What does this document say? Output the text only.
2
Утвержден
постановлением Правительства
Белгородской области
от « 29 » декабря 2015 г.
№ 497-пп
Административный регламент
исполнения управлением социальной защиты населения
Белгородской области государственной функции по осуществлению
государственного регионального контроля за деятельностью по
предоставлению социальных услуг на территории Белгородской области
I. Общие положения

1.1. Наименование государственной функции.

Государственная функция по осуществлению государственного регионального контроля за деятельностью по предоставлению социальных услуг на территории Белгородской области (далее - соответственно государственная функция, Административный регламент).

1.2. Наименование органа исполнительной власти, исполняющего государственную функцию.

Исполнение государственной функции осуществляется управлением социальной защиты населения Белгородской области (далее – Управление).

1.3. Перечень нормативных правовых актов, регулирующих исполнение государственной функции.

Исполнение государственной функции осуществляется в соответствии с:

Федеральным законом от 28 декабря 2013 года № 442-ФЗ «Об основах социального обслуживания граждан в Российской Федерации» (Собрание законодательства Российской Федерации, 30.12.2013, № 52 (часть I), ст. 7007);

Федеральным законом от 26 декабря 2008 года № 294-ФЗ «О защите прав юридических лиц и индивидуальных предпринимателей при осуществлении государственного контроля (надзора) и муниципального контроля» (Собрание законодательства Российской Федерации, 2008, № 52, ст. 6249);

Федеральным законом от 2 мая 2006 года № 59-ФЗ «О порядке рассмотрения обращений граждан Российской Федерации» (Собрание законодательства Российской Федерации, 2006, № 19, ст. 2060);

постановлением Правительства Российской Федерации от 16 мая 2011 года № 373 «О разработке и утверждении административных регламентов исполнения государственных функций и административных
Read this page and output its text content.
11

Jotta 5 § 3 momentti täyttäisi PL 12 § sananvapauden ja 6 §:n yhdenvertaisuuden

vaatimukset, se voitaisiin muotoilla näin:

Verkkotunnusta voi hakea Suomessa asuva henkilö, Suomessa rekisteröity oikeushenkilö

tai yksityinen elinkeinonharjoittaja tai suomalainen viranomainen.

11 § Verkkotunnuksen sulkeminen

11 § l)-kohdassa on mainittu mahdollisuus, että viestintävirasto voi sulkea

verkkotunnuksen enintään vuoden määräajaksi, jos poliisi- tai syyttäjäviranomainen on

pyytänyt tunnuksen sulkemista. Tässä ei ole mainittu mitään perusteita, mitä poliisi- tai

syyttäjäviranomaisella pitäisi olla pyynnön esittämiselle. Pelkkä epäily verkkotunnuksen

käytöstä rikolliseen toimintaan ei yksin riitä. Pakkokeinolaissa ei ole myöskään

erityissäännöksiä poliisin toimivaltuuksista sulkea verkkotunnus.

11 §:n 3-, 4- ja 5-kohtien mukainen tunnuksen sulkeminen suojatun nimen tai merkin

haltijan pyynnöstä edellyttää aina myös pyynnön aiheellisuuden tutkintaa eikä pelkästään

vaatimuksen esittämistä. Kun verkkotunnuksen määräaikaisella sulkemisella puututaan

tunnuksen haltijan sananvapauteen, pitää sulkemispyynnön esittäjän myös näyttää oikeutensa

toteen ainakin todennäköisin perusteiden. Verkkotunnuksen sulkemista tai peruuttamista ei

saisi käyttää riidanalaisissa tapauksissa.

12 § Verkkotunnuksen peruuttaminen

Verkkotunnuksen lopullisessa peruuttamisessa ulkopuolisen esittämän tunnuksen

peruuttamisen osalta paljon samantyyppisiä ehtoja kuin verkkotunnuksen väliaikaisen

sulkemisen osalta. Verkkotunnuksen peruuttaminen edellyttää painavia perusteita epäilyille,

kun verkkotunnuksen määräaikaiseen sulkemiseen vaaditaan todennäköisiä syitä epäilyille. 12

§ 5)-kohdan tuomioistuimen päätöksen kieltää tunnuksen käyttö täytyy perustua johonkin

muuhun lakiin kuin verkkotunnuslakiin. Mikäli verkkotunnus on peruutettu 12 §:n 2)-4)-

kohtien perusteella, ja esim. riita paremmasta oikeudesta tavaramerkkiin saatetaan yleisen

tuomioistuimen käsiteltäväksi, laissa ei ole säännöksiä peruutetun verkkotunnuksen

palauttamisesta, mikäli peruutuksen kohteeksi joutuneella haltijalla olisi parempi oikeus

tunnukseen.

▸ **Challenge**: In the records shown above, how many lines include the word "регионального"? Answer with the number only.

▸ **Expected answer**: 2